Set task - Look for "value" in each line of the entries, and return the matching lines.
--- Records supplied ---
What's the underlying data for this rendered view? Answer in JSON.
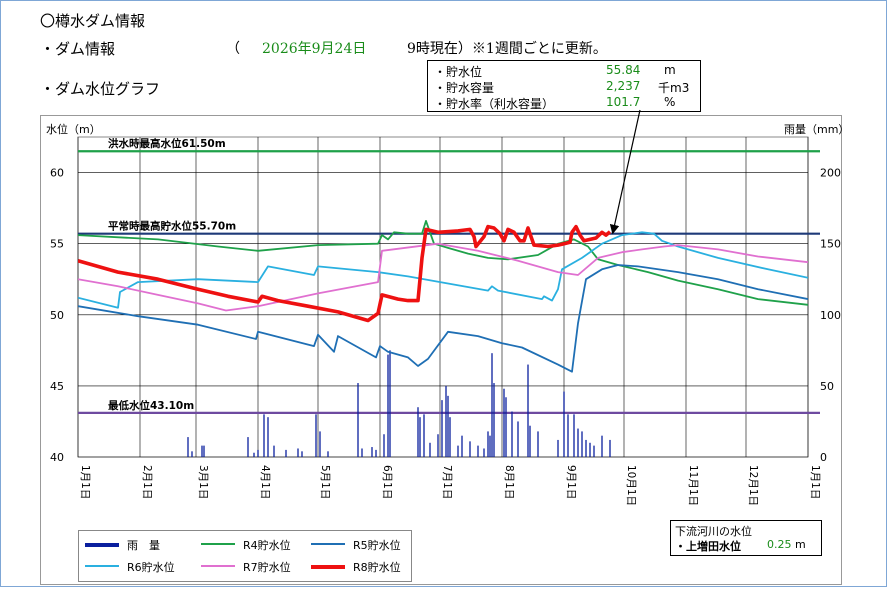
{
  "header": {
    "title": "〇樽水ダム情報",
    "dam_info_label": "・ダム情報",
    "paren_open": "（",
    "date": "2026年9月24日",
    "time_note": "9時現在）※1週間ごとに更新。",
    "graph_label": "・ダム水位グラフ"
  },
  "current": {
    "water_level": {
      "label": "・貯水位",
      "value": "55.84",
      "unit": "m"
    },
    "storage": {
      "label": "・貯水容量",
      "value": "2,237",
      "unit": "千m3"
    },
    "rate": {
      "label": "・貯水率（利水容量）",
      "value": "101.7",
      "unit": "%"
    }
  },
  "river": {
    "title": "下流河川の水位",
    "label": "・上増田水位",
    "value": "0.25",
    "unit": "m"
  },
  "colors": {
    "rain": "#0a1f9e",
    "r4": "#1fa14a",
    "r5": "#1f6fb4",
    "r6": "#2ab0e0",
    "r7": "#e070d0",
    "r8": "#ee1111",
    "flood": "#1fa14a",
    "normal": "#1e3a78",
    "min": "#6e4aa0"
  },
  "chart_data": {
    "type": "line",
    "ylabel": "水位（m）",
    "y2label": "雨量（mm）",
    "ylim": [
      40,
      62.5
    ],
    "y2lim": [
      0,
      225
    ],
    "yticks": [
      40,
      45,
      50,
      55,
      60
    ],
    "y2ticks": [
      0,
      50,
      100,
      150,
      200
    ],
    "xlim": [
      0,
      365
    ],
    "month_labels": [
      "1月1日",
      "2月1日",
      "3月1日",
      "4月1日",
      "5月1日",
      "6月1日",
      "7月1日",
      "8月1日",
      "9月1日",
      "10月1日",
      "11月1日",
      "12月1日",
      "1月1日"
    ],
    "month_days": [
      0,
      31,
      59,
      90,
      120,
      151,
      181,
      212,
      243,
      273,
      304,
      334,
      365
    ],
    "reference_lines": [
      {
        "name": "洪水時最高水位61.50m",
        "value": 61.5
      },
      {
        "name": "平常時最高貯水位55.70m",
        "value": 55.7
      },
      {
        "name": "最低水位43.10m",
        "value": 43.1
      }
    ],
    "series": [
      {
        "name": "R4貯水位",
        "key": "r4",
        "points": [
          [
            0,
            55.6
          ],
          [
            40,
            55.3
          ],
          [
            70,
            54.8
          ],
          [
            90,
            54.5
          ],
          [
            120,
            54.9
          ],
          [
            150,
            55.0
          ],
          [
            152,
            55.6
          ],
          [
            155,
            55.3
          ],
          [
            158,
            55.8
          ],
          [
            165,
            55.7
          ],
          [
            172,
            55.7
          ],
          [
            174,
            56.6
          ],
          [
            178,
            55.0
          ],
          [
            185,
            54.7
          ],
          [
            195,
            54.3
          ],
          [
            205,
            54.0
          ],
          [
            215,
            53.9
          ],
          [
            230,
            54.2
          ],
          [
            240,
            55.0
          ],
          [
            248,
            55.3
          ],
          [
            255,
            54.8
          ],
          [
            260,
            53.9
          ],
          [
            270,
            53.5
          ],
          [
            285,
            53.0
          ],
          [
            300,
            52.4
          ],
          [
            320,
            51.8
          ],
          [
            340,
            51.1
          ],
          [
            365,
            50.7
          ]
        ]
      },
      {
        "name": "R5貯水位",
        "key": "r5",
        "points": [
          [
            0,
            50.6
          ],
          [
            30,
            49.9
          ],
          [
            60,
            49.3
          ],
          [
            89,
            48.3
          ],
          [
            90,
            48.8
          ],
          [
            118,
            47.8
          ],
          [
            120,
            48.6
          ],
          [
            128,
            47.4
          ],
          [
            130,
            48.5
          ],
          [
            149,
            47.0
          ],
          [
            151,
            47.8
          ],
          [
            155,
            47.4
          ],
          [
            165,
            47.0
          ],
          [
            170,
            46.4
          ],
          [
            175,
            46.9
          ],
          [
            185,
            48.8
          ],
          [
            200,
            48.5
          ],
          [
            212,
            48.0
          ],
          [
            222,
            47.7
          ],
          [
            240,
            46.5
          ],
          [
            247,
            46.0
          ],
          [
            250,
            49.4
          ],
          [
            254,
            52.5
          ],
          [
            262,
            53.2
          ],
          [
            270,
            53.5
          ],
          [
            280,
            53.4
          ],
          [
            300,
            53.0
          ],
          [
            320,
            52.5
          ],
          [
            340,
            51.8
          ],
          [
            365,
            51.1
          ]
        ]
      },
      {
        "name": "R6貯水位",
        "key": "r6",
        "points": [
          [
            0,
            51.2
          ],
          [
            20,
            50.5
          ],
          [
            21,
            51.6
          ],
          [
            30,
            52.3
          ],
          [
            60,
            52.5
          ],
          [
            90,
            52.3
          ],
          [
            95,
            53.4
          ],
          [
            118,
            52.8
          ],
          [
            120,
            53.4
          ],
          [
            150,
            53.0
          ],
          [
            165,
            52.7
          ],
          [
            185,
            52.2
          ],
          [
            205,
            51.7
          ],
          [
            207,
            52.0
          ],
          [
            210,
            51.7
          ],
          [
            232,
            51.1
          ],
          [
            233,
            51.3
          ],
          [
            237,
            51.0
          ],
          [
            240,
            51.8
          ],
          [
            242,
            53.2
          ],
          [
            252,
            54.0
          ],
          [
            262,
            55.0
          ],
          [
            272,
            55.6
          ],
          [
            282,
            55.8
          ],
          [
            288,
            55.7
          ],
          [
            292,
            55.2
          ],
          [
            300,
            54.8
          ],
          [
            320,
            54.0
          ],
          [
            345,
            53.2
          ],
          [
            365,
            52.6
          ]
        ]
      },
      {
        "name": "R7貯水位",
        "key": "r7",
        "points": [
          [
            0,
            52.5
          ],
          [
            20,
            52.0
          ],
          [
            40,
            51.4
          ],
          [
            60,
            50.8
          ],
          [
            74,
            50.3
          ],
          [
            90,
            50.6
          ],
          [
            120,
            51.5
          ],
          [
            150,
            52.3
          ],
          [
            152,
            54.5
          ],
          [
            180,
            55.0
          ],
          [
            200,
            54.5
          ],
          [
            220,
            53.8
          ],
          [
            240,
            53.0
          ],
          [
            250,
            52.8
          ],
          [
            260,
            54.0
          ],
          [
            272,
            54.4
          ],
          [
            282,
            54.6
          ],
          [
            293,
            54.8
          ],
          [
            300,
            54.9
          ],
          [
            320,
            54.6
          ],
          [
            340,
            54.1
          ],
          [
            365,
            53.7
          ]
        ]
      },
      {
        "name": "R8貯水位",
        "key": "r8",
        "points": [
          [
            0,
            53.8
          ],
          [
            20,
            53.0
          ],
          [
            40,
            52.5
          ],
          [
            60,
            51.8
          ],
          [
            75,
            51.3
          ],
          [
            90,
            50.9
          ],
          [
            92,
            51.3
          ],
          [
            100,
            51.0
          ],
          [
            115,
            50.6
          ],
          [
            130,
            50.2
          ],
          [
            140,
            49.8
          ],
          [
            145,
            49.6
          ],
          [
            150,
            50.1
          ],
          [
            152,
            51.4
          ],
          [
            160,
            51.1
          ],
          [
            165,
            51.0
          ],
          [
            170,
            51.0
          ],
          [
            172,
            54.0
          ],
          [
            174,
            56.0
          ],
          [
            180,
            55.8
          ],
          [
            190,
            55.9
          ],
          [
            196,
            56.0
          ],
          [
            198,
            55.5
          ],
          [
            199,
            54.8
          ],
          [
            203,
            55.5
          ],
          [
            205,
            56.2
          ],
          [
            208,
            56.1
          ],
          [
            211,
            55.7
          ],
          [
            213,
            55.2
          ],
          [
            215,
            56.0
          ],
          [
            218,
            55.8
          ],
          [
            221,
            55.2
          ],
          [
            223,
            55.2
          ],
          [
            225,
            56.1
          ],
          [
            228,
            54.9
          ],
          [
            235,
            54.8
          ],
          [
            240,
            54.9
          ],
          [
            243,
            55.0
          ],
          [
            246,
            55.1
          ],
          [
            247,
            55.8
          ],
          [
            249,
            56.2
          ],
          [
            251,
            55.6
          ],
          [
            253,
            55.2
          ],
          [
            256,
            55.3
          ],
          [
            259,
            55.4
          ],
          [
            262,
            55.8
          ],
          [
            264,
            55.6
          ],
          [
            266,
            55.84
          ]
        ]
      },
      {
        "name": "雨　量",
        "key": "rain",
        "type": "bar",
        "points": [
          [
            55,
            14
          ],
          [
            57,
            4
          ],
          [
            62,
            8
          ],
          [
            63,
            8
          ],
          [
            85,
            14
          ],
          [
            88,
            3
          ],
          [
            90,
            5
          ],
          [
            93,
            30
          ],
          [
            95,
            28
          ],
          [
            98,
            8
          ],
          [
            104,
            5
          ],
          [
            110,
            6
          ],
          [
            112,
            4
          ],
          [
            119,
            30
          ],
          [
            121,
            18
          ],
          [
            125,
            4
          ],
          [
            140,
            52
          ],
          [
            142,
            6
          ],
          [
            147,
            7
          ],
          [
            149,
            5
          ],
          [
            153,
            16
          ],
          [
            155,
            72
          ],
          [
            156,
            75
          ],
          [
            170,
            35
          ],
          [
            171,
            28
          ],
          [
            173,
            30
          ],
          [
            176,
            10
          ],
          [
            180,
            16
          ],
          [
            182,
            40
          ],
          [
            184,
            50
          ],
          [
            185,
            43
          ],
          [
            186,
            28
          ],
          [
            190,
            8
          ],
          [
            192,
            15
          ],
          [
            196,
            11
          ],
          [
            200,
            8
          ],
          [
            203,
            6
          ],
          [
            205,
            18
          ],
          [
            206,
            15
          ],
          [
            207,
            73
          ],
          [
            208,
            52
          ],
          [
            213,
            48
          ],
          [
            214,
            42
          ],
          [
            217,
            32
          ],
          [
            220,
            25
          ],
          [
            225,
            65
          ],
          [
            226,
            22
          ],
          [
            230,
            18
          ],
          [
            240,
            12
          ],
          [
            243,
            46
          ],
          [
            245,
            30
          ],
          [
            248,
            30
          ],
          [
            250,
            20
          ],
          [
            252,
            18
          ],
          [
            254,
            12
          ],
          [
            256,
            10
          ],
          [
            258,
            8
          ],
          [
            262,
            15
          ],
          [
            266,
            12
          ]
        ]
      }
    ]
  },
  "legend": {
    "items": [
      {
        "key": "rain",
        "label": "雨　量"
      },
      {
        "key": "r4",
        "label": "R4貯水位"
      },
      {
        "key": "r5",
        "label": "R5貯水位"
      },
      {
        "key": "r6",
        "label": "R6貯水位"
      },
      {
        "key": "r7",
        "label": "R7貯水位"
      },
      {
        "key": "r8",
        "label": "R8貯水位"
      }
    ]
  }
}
---
Response below -
      "value": "55.84",
      "value": "2,237",
      "value": "101.7",
    "value": "0.25",
        "value": 61.5
        "value": 55.7
        "value": 43.1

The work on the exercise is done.